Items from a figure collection
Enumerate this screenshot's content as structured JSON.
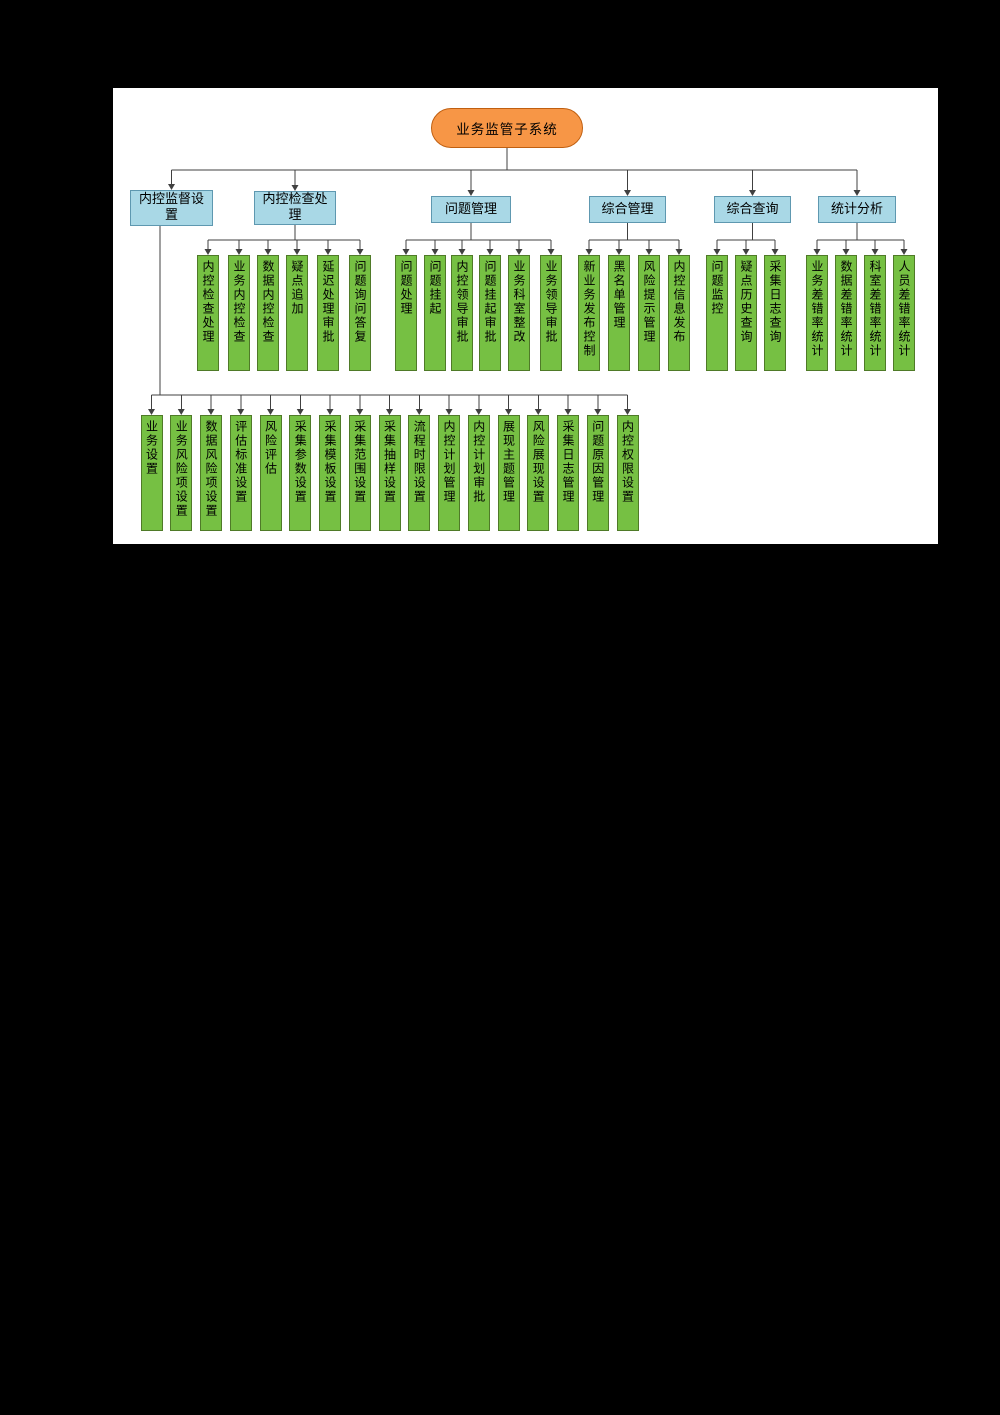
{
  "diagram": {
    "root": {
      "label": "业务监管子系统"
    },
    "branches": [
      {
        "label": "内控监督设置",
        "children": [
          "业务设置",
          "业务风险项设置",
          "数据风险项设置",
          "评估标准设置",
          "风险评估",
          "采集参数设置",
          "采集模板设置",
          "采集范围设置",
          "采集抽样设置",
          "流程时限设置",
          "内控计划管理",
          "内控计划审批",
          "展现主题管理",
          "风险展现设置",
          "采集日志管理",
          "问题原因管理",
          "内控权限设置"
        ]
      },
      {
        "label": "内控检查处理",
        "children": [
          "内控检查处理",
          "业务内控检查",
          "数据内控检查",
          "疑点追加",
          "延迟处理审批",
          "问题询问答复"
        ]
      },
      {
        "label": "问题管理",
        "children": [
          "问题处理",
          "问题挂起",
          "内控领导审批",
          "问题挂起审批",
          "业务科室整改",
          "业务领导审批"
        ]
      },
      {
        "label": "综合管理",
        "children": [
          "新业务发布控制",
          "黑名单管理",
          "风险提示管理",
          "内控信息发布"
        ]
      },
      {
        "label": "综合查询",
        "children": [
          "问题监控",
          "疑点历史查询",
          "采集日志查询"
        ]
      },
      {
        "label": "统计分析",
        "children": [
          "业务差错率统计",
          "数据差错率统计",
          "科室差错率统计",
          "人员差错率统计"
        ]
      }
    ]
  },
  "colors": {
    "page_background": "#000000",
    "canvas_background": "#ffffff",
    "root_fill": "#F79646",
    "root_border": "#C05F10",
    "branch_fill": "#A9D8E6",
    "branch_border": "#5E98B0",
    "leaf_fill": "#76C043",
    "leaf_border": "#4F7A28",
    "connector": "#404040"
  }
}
---
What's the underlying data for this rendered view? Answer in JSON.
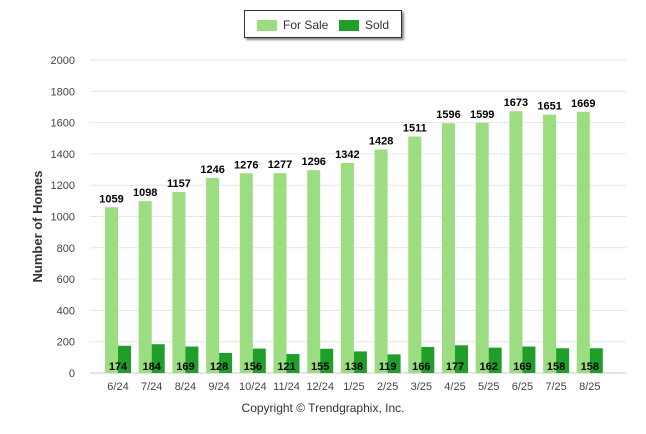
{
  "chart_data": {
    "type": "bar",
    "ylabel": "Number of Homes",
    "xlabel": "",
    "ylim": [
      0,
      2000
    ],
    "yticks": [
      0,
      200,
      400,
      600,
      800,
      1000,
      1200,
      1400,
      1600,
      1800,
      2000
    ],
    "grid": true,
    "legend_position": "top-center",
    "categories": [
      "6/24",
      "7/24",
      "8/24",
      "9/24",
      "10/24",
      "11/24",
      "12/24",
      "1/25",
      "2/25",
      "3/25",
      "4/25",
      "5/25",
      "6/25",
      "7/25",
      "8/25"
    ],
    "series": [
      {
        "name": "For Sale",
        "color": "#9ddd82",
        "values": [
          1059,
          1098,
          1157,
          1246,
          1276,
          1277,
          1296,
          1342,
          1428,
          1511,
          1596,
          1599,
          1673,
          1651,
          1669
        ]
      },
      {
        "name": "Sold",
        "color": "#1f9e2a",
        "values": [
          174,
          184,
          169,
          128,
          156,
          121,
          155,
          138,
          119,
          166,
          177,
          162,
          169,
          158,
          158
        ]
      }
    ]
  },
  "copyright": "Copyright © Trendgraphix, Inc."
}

## Brief
State, as a number only, how many lines in the entries include "this".

## Complete response
2